▶ _Data for the task_:
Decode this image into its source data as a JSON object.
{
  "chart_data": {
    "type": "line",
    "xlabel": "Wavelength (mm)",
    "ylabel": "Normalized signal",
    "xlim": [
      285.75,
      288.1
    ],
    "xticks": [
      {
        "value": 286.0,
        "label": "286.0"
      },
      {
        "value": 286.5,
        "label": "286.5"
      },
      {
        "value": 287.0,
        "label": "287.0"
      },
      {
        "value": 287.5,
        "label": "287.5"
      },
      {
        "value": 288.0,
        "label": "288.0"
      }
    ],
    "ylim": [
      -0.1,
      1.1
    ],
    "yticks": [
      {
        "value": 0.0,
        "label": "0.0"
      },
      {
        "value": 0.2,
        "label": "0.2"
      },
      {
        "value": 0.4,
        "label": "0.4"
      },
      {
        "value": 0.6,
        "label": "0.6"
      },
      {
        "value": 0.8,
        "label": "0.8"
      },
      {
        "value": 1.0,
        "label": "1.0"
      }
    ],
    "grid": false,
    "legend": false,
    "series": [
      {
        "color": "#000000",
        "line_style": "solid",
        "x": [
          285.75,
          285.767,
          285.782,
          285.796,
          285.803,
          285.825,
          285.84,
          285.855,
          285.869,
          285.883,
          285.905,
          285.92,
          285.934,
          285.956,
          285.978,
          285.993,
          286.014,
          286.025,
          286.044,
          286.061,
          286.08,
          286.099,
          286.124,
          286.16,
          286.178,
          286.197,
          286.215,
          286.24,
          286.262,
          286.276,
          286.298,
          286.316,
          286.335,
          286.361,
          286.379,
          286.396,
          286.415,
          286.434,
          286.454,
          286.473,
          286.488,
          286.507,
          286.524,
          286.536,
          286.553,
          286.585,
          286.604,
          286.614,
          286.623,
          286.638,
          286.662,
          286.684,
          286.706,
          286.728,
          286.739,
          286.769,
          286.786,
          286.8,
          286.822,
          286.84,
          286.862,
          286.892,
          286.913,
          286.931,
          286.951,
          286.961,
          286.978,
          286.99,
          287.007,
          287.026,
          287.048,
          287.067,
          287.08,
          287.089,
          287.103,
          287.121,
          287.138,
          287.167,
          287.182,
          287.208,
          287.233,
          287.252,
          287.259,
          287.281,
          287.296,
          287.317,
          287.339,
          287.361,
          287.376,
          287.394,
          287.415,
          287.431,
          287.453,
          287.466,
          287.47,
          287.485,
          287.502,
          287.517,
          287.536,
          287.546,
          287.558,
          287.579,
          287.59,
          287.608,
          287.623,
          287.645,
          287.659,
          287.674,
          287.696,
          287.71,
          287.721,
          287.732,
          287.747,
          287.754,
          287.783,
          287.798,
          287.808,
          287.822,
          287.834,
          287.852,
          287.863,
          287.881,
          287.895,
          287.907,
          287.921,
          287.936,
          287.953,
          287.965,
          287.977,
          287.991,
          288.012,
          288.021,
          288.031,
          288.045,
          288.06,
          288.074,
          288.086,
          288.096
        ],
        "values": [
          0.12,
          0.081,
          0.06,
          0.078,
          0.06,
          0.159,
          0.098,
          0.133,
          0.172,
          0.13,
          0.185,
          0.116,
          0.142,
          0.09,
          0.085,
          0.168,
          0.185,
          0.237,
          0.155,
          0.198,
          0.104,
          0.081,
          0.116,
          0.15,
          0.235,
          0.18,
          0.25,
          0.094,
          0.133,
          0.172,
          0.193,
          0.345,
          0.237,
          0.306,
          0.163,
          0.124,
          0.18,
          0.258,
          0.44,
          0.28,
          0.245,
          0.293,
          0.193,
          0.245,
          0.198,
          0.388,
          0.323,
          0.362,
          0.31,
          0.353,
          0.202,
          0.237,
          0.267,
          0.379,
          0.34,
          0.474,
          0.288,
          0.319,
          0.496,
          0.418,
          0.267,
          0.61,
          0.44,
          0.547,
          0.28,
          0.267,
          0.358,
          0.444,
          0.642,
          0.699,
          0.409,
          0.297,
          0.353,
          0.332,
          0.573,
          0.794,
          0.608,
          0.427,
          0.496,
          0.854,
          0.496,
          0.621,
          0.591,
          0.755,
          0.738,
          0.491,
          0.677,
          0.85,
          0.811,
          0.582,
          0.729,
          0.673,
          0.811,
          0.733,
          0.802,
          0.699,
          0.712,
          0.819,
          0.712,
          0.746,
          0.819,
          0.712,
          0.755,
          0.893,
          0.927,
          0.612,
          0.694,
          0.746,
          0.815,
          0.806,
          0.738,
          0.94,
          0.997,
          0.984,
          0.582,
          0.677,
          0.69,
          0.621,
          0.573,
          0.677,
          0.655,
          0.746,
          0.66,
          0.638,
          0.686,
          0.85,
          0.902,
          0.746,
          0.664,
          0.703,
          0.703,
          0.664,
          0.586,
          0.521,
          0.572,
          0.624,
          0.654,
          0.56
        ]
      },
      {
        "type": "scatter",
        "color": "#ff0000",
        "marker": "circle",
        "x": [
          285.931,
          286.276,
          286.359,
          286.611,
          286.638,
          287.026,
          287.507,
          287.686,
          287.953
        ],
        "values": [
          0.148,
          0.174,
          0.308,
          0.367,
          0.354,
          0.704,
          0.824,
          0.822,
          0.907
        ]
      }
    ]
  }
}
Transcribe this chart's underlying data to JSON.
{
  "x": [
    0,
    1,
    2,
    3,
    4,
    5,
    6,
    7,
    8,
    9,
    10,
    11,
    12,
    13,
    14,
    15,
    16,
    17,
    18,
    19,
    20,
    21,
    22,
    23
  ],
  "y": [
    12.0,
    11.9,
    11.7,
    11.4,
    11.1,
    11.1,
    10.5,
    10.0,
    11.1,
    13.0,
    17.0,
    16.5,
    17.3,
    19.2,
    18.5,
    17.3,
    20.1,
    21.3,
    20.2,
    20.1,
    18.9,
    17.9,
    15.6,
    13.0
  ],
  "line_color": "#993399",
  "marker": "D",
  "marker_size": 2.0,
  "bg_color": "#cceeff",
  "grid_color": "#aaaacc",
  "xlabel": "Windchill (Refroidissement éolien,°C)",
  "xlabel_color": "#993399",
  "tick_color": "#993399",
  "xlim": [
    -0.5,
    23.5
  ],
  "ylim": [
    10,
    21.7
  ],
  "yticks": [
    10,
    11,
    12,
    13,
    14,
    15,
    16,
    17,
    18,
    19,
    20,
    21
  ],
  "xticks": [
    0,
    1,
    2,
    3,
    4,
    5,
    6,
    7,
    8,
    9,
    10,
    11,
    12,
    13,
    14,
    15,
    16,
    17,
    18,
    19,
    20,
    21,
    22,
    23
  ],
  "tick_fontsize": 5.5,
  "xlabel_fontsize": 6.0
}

▶ _Short exercise_: Please restate the records in full, word for word.

▶ _Solution to this exercise_:
Decode this image into its source data as a JSON object.
{
  "chart_data": {
    "type": "line",
    "xlabel": "Wavelength (mm)",
    "ylabel": "Normalized signal",
    "xlim": [
      285.75,
      288.1
    ],
    "xticks": [
      {
        "value": 286.0,
        "label": "286.0"
      },
      {
        "value": 286.5,
        "label": "286.5"
      },
      {
        "value": 287.0,
        "label": "287.0"
      },
      {
        "value": 287.5,
        "label": "287.5"
      },
      {
        "value": 288.0,
        "label": "288.0"
      }
    ],
    "ylim": [
      -0.1,
      1.1
    ],
    "yticks": [
      {
        "value": 0.0,
        "label": "0.0"
      },
      {
        "value": 0.2,
        "label": "0.2"
      },
      {
        "value": 0.4,
        "label": "0.4"
      },
      {
        "value": 0.6,
        "label": "0.6"
      },
      {
        "value": 0.8,
        "label": "0.8"
      },
      {
        "value": 1.0,
        "label": "1.0"
      }
    ],
    "grid": false,
    "legend": false,
    "series": [
      {
        "color": "#000000",
        "line_style": "solid",
        "x": [
          285.75,
          285.767,
          285.782,
          285.796,
          285.803,
          285.825,
          285.84,
          285.855,
          285.869,
          285.883,
          285.905,
          285.92,
          285.934,
          285.956,
          285.978,
          285.993,
          286.014,
          286.025,
          286.044,
          286.061,
          286.08,
          286.099,
          286.124,
          286.16,
          286.178,
          286.197,
          286.215,
          286.24,
          286.262,
          286.276,
          286.298,
          286.316,
          286.335,
          286.361,
          286.379,
          286.396,
          286.415,
          286.434,
          286.454,
          286.473,
          286.488,
          286.507,
          286.524,
          286.536,
          286.553,
          286.585,
          286.604,
          286.614,
          286.623,
          286.638,
          286.662,
          286.684,
          286.706,
          286.728,
          286.739,
          286.769,
          286.786,
          286.8,
          286.822,
          286.84,
          286.862,
          286.892,
          286.913,
          286.931,
          286.951,
          286.961,
          286.978,
          286.99,
          287.007,
          287.026,
          287.048,
          287.067,
          287.08,
          287.089,
          287.103,
          287.121,
          287.138,
          287.167,
          287.182,
          287.208,
          287.233,
          287.252,
          287.259,
          287.281,
          287.296,
          287.317,
          287.339,
          287.361,
          287.376,
          287.394,
          287.415,
          287.431,
          287.453,
          287.466,
          287.47,
          287.485,
          287.502,
          287.517,
          287.536,
          287.546,
          287.558,
          287.579,
          287.59,
          287.608,
          287.623,
          287.645,
          287.659,
          287.674,
          287.696,
          287.71,
          287.721,
          287.732,
          287.747,
          287.754,
          287.783,
          287.798,
          287.808,
          287.822,
          287.834,
          287.852,
          287.863,
          287.881,
          287.895,
          287.907,
          287.921,
          287.936,
          287.953,
          287.965,
          287.977,
          287.991,
          288.012,
          288.021,
          288.031,
          288.045,
          288.06,
          288.074,
          288.086,
          288.096
        ],
        "values": [
          0.12,
          0.081,
          0.06,
          0.078,
          0.06,
          0.159,
          0.098,
          0.133,
          0.172,
          0.13,
          0.185,
          0.116,
          0.142,
          0.09,
          0.085,
          0.168,
          0.185,
          0.237,
          0.155,
          0.198,
          0.104,
          0.081,
          0.116,
          0.15,
          0.235,
          0.18,
          0.25,
          0.094,
          0.133,
          0.172,
          0.193,
          0.345,
          0.237,
          0.306,
          0.163,
          0.124,
          0.18,
          0.258,
          0.44,
          0.28,
          0.245,
          0.293,
          0.193,
          0.245,
          0.198,
          0.388,
          0.323,
          0.362,
          0.31,
          0.353,
          0.202,
          0.237,
          0.267,
          0.379,
          0.34,
          0.474,
          0.288,
          0.319,
          0.496,
          0.418,
          0.267,
          0.61,
          0.44,
          0.547,
          0.28,
          0.267,
          0.358,
          0.444,
          0.642,
          0.699,
          0.409,
          0.297,
          0.353,
          0.332,
          0.573,
          0.794,
          0.608,
          0.427,
          0.496,
          0.854,
          0.496,
          0.621,
          0.591,
          0.755,
          0.738,
          0.491,
          0.677,
          0.85,
          0.811,
          0.582,
          0.729,
          0.673,
          0.811,
          0.733,
          0.802,
          0.699,
          0.712,
          0.819,
          0.712,
          0.746,
          0.819,
          0.712,
          0.755,
          0.893,
          0.927,
          0.612,
          0.694,
          0.746,
          0.815,
          0.806,
          0.738,
          0.94,
          0.997,
          0.984,
          0.582,
          0.677,
          0.69,
          0.621,
          0.573,
          0.677,
          0.655,
          0.746,
          0.66,
          0.638,
          0.686,
          0.85,
          0.902,
          0.746,
          0.664,
          0.703,
          0.703,
          0.664,
          0.586,
          0.521,
          0.572,
          0.624,
          0.654,
          0.56
        ]
      },
      {
        "type": "scatter",
        "color": "#ff0000",
        "marker": "circle",
        "x": [
          285.931,
          286.276,
          286.359,
          286.611,
          286.638,
          287.026,
          287.507,
          287.686,
          287.953
        ],
        "values": [
          0.148,
          0.174,
          0.308,
          0.367,
          0.354,
          0.704,
          0.824,
          0.822,
          0.907
        ]
      }
    ]
  }
}
Transcribe this chart's underlying data to JSON.
{
  "x": [
    0,
    1,
    2,
    3,
    4,
    5,
    6,
    7,
    8,
    9,
    10,
    11,
    12,
    13,
    14,
    15,
    16,
    17,
    18,
    19,
    20,
    21,
    22,
    23
  ],
  "y": [
    12.0,
    11.9,
    11.7,
    11.4,
    11.1,
    11.1,
    10.5,
    10.0,
    11.1,
    13.0,
    17.0,
    16.5,
    17.3,
    19.2,
    18.5,
    17.3,
    20.1,
    21.3,
    20.2,
    20.1,
    18.9,
    17.9,
    15.6,
    13.0
  ],
  "line_color": "#993399",
  "marker": "D",
  "marker_size": 2.0,
  "bg_color": "#cceeff",
  "grid_color": "#aaaacc",
  "xlabel": "Windchill (Refroidissement éolien,°C)",
  "xlabel_color": "#993399",
  "tick_color": "#993399",
  "xlim": [
    -0.5,
    23.5
  ],
  "ylim": [
    10,
    21.7
  ],
  "yticks": [
    10,
    11,
    12,
    13,
    14,
    15,
    16,
    17,
    18,
    19,
    20,
    21
  ],
  "xticks": [
    0,
    1,
    2,
    3,
    4,
    5,
    6,
    7,
    8,
    9,
    10,
    11,
    12,
    13,
    14,
    15,
    16,
    17,
    18,
    19,
    20,
    21,
    22,
    23
  ],
  "tick_fontsize": 5.5,
  "xlabel_fontsize": 6.0
}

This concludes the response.